REQUIRED TASK:
Can you copy out each of the following lines word for word, without changing anything?

########

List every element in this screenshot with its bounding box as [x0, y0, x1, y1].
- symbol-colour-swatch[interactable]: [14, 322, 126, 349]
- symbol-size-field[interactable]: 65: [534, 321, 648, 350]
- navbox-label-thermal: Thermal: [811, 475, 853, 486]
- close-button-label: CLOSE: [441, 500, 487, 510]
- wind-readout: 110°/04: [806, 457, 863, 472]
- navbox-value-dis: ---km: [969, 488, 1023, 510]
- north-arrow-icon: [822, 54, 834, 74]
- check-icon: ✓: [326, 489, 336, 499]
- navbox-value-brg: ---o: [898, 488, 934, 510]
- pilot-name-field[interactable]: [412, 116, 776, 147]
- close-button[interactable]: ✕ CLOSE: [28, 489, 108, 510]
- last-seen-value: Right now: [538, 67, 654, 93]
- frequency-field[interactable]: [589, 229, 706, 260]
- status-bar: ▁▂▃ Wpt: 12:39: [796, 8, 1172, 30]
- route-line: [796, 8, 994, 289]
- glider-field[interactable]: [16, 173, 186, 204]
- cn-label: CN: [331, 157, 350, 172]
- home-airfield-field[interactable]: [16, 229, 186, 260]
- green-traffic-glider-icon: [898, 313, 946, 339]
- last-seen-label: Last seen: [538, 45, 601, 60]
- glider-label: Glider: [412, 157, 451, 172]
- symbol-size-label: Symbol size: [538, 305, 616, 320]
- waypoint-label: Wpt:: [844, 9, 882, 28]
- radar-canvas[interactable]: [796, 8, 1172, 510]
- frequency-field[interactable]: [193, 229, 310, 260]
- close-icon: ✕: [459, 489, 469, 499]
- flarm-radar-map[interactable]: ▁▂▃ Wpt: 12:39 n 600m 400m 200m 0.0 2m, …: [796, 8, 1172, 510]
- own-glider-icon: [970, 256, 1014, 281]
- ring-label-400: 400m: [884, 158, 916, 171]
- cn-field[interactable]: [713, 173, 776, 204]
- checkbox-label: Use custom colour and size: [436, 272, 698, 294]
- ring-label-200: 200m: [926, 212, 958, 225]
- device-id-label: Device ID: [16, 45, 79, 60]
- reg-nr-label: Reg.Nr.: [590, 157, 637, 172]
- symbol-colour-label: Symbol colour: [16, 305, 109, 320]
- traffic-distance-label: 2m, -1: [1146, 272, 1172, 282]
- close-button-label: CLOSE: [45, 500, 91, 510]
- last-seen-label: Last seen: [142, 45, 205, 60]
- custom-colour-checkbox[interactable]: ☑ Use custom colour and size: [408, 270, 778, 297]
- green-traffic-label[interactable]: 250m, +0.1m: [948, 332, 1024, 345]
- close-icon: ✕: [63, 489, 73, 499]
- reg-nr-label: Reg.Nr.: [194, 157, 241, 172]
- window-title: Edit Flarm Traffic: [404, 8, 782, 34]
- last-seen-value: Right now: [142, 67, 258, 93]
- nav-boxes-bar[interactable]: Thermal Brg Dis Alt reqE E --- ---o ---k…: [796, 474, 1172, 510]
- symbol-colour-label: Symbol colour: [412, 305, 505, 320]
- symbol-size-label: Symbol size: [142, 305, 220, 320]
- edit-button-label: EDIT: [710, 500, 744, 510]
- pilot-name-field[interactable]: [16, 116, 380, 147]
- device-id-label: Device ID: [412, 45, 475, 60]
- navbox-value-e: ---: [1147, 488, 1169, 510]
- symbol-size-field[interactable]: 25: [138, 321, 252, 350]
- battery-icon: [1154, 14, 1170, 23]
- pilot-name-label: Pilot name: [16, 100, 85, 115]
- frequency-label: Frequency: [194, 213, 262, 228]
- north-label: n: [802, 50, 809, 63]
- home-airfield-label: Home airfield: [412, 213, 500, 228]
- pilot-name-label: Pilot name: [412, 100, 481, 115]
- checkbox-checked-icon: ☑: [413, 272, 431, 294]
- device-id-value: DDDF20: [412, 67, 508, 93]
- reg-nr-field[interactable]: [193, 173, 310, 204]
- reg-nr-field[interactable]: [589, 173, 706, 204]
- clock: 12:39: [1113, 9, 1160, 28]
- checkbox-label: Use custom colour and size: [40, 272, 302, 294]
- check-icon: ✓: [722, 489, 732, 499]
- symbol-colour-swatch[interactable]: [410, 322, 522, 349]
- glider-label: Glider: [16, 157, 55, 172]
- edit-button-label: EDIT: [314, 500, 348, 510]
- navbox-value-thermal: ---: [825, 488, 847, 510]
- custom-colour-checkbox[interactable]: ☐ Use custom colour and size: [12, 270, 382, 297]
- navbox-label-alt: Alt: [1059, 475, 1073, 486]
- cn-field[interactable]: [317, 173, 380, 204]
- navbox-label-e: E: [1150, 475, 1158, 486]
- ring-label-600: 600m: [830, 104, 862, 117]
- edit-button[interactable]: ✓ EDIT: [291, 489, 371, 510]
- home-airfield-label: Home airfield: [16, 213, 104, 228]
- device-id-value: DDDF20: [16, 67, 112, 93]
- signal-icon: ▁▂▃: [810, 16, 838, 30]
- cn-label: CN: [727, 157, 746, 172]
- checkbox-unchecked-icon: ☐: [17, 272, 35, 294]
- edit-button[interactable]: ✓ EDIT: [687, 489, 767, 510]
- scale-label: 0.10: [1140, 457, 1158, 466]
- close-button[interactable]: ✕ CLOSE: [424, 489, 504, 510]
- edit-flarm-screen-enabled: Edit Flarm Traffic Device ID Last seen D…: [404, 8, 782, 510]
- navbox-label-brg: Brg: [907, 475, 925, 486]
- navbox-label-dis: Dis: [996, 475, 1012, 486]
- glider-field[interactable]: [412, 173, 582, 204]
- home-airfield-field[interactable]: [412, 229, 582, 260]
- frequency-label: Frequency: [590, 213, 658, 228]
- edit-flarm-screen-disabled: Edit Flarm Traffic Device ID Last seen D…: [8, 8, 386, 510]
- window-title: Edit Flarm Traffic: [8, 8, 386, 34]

########

FULL ANSWER:
List every element in this screenshot with its bounding box as [x0, y0, x1, y1].
- symbol-colour-swatch[interactable]: [14, 322, 126, 349]
- symbol-size-field[interactable]: 65: [534, 321, 648, 350]
- navbox-label-thermal: Thermal: [811, 475, 853, 486]
- close-button-label: CLOSE: [441, 500, 487, 510]
- wind-readout: 110°/04: [806, 457, 863, 472]
- navbox-value-dis: ---km: [969, 488, 1023, 510]
- north-arrow-icon: [822, 54, 834, 74]
- check-icon: ✓: [326, 489, 336, 499]
- navbox-value-brg: ---o: [898, 488, 934, 510]
- pilot-name-field[interactable]: [412, 116, 776, 147]
- close-button[interactable]: ✕ CLOSE: [28, 489, 108, 510]
- last-seen-value: Right now: [538, 67, 654, 93]
- frequency-field[interactable]: [589, 229, 706, 260]
- status-bar: ▁▂▃ Wpt: 12:39: [796, 8, 1172, 30]
- route-line: [796, 8, 994, 289]
- glider-field[interactable]: [16, 173, 186, 204]
- cn-label: CN: [331, 157, 350, 172]
- home-airfield-field[interactable]: [16, 229, 186, 260]
- green-traffic-glider-icon: [898, 313, 946, 339]
- last-seen-label: Last seen: [538, 45, 601, 60]
- glider-label: Glider: [412, 157, 451, 172]
- symbol-size-label: Symbol size: [538, 305, 616, 320]
- waypoint-label: Wpt:: [844, 9, 882, 28]
- radar-canvas[interactable]: [796, 8, 1172, 510]
- frequency-field[interactable]: [193, 229, 310, 260]
- close-icon: ✕: [459, 489, 469, 499]
- flarm-radar-map[interactable]: ▁▂▃ Wpt: 12:39 n 600m 400m 200m 0.0 2m, …: [796, 8, 1172, 510]
- own-glider-icon: [970, 256, 1014, 281]
- ring-label-400: 400m: [884, 158, 916, 171]
- cn-field[interactable]: [713, 173, 776, 204]
- checkbox-label: Use custom colour and size: [436, 272, 698, 294]
- ring-label-200: 200m: [926, 212, 958, 225]
- device-id-label: Device ID: [16, 45, 79, 60]
- reg-nr-label: Reg.Nr.: [590, 157, 637, 172]
- symbol-colour-label: Symbol colour: [16, 305, 109, 320]
- traffic-distance-label: 2m, -1: [1146, 272, 1172, 282]
- close-button-label: CLOSE: [45, 500, 91, 510]
- last-seen-label: Last seen: [142, 45, 205, 60]
- custom-colour-checkbox[interactable]: ☑ Use custom colour and size: [408, 270, 778, 297]
- green-traffic-label[interactable]: 250m, +0.1m: [948, 332, 1024, 345]
- close-icon: ✕: [63, 489, 73, 499]
- reg-nr-label: Reg.Nr.: [194, 157, 241, 172]
- window-title: Edit Flarm Traffic: [404, 8, 782, 34]
- last-seen-value: Right now: [142, 67, 258, 93]
- nav-boxes-bar[interactable]: Thermal Brg Dis Alt reqE E --- ---o ---k…: [796, 474, 1172, 510]
- symbol-colour-label: Symbol colour: [412, 305, 505, 320]
- symbol-size-label: Symbol size: [142, 305, 220, 320]
- edit-button-label: EDIT: [710, 500, 744, 510]
- pilot-name-field[interactable]: [16, 116, 380, 147]
- device-id-label: Device ID: [412, 45, 475, 60]
- navbox-value-e: ---: [1147, 488, 1169, 510]
- symbol-size-field[interactable]: 25: [138, 321, 252, 350]
- battery-icon: [1154, 14, 1170, 23]
- pilot-name-label: Pilot name: [16, 100, 85, 115]
- frequency-label: Frequency: [194, 213, 262, 228]
- north-label: n: [802, 50, 809, 63]
- home-airfield-label: Home airfield: [412, 213, 500, 228]
- pilot-name-label: Pilot name: [412, 100, 481, 115]
- checkbox-checked-icon: ☑: [413, 272, 431, 294]
- device-id-value: DDDF20: [412, 67, 508, 93]
- reg-nr-field[interactable]: [193, 173, 310, 204]
- reg-nr-field[interactable]: [589, 173, 706, 204]
- clock: 12:39: [1113, 9, 1160, 28]
- checkbox-label: Use custom colour and size: [40, 272, 302, 294]
- check-icon: ✓: [722, 489, 732, 499]
- symbol-colour-swatch[interactable]: [410, 322, 522, 349]
- glider-label: Glider: [16, 157, 55, 172]
- edit-button-label: EDIT: [314, 500, 348, 510]
- navbox-value-thermal: ---: [825, 488, 847, 510]
- custom-colour-checkbox[interactable]: ☐ Use custom colour and size: [12, 270, 382, 297]
- navbox-label-alt: Alt: [1059, 475, 1073, 486]
- cn-field[interactable]: [317, 173, 380, 204]
- navbox-label-e: E: [1150, 475, 1158, 486]
- ring-label-600: 600m: [830, 104, 862, 117]
- edit-button[interactable]: ✓ EDIT: [291, 489, 371, 510]
- home-airfield-label: Home airfield: [16, 213, 104, 228]
- device-id-value: DDDF20: [16, 67, 112, 93]
- signal-icon: ▁▂▃: [810, 16, 838, 30]
- cn-label: CN: [727, 157, 746, 172]
- checkbox-unchecked-icon: ☐: [17, 272, 35, 294]
- edit-button[interactable]: ✓ EDIT: [687, 489, 767, 510]
- scale-label: 0.10: [1140, 457, 1158, 466]
- close-button[interactable]: ✕ CLOSE: [424, 489, 504, 510]
- edit-flarm-screen-enabled: Edit Flarm Traffic Device ID Last seen D…: [404, 8, 782, 510]
- navbox-label-brg: Brg: [907, 475, 925, 486]
- navbox-label-dis: Dis: [996, 475, 1012, 486]
- glider-field[interactable]: [412, 173, 582, 204]
- home-airfield-field[interactable]: [412, 229, 582, 260]
- frequency-label: Frequency: [590, 213, 658, 228]
- edit-flarm-screen-disabled: Edit Flarm Traffic Device ID Last seen D…: [8, 8, 386, 510]
- window-title: Edit Flarm Traffic: [8, 8, 386, 34]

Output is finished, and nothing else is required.